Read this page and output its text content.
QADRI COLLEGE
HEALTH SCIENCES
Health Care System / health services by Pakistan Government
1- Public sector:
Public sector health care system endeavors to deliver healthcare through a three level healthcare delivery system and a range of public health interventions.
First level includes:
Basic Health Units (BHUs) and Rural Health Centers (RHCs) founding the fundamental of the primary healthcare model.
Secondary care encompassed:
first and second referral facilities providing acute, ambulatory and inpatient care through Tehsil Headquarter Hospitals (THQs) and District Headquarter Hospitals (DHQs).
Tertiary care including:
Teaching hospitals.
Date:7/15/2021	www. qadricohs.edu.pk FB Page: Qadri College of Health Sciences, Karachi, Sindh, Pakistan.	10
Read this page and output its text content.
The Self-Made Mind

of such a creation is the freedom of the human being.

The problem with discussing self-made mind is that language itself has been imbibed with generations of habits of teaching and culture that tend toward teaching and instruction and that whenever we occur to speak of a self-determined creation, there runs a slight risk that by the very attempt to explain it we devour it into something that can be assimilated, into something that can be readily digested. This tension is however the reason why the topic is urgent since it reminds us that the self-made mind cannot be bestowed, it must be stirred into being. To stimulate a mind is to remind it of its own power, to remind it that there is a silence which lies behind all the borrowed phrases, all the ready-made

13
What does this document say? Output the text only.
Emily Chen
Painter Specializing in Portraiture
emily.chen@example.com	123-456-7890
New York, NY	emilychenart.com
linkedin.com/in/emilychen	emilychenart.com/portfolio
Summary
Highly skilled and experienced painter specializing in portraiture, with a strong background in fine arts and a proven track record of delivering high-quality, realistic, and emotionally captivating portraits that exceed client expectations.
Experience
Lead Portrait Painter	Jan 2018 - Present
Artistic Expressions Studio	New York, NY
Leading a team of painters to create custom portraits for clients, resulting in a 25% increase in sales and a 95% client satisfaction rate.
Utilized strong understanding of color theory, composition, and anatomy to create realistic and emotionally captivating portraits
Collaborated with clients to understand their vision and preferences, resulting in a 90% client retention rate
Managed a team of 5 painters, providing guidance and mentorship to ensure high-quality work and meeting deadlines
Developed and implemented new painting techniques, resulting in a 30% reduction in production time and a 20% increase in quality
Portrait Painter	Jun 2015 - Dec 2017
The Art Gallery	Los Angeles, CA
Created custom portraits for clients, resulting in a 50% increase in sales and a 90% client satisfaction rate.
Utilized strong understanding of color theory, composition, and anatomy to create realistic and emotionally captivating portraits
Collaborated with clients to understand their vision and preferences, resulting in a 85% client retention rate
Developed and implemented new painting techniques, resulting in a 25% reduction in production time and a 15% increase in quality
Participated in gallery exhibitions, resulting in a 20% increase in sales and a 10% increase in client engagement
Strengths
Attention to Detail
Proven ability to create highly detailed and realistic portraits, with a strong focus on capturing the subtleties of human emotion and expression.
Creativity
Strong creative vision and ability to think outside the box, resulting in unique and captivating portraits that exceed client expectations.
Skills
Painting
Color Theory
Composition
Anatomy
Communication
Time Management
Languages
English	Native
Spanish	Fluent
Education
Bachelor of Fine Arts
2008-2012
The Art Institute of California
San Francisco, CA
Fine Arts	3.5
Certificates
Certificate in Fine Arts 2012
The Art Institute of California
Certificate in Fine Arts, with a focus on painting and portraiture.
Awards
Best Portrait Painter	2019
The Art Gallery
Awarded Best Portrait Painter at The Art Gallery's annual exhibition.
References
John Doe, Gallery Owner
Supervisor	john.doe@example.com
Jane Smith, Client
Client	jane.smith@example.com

+++

_EXERCISE INSTRUCTIONS:_ Look through the entries above and report each line where the string "emilychenart" occurs.

_TASK RESULT:_
New York, NY	emilychenart.com
linkedin.com/in/emilychen	emilychenart.com/portfolio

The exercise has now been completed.